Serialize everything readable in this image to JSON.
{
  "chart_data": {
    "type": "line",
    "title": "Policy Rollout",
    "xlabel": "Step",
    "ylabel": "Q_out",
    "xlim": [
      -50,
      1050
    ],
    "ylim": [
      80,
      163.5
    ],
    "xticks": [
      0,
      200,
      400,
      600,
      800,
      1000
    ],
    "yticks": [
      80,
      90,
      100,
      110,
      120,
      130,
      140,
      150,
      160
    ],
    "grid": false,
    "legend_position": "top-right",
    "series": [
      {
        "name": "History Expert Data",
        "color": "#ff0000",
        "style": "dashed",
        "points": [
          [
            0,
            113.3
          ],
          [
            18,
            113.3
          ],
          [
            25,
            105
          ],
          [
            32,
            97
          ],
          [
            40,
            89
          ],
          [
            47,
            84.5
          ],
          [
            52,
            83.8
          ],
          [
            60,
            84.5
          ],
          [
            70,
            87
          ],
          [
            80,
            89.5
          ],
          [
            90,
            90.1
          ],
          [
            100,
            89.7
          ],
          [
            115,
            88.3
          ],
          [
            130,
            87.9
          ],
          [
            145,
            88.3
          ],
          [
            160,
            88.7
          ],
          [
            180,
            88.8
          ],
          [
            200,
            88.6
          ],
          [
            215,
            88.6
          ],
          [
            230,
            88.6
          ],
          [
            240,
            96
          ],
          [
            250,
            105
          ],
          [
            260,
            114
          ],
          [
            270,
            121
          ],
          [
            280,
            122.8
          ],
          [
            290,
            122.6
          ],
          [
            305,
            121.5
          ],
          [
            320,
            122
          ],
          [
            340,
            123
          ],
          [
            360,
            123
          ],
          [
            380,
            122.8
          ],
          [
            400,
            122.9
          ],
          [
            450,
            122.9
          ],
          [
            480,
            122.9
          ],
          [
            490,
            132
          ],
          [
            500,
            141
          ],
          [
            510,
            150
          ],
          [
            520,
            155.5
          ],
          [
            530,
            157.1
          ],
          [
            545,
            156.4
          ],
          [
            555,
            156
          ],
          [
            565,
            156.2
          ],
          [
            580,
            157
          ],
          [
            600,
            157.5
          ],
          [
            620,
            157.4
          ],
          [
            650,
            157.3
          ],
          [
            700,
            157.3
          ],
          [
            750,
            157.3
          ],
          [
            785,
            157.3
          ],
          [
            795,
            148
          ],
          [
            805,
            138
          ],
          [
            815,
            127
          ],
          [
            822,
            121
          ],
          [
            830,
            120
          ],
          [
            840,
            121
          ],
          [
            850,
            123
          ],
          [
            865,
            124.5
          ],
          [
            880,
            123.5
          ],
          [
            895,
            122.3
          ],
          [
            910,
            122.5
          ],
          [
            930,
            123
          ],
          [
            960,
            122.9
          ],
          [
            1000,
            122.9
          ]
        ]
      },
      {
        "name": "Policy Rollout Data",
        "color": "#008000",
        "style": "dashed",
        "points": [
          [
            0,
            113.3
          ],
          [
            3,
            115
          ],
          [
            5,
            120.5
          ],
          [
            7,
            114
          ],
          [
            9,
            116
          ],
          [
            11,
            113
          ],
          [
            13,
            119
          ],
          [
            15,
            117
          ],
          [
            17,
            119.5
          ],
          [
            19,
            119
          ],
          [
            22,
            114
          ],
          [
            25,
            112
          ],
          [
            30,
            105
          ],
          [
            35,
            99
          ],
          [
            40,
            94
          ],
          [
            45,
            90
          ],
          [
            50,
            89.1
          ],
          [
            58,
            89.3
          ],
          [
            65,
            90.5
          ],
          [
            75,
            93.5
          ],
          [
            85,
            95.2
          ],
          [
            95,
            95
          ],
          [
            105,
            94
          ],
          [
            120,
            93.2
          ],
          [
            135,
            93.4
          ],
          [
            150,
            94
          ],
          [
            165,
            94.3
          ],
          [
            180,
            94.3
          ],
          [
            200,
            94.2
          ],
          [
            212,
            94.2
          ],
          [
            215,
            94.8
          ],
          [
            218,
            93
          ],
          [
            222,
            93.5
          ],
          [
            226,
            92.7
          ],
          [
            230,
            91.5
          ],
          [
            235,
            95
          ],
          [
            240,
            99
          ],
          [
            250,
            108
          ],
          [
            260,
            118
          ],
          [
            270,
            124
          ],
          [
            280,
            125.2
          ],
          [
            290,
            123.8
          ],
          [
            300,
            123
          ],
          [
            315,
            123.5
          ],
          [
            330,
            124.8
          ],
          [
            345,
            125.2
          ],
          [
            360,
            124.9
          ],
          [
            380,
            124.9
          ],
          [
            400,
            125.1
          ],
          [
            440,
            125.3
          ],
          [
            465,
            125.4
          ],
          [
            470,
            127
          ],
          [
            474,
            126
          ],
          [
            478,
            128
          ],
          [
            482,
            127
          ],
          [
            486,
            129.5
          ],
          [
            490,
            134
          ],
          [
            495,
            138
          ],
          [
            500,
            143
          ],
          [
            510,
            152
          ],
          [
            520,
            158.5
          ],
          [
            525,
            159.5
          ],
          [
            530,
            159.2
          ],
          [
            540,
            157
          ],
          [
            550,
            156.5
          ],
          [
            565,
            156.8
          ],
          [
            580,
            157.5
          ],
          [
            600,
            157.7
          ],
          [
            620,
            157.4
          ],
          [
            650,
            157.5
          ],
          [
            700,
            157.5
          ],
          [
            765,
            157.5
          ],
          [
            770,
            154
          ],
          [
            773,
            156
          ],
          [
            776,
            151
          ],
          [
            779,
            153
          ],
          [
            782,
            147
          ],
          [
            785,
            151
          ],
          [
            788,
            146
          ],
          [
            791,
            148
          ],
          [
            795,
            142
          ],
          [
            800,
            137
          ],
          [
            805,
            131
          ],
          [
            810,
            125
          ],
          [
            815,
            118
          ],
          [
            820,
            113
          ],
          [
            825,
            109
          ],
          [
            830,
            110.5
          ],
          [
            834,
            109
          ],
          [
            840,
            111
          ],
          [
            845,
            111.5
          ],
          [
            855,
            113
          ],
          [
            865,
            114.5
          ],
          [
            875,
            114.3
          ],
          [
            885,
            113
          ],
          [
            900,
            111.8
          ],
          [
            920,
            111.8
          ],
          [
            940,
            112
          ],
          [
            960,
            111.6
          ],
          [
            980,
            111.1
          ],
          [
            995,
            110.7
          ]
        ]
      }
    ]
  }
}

=== THE TASK ===
Select every line in the material above where the string "Policy" occurs, and copy it.

=== FINAL ANSWER ===
    "title": "Policy Rollout",
        "name": "Policy Rollout Data",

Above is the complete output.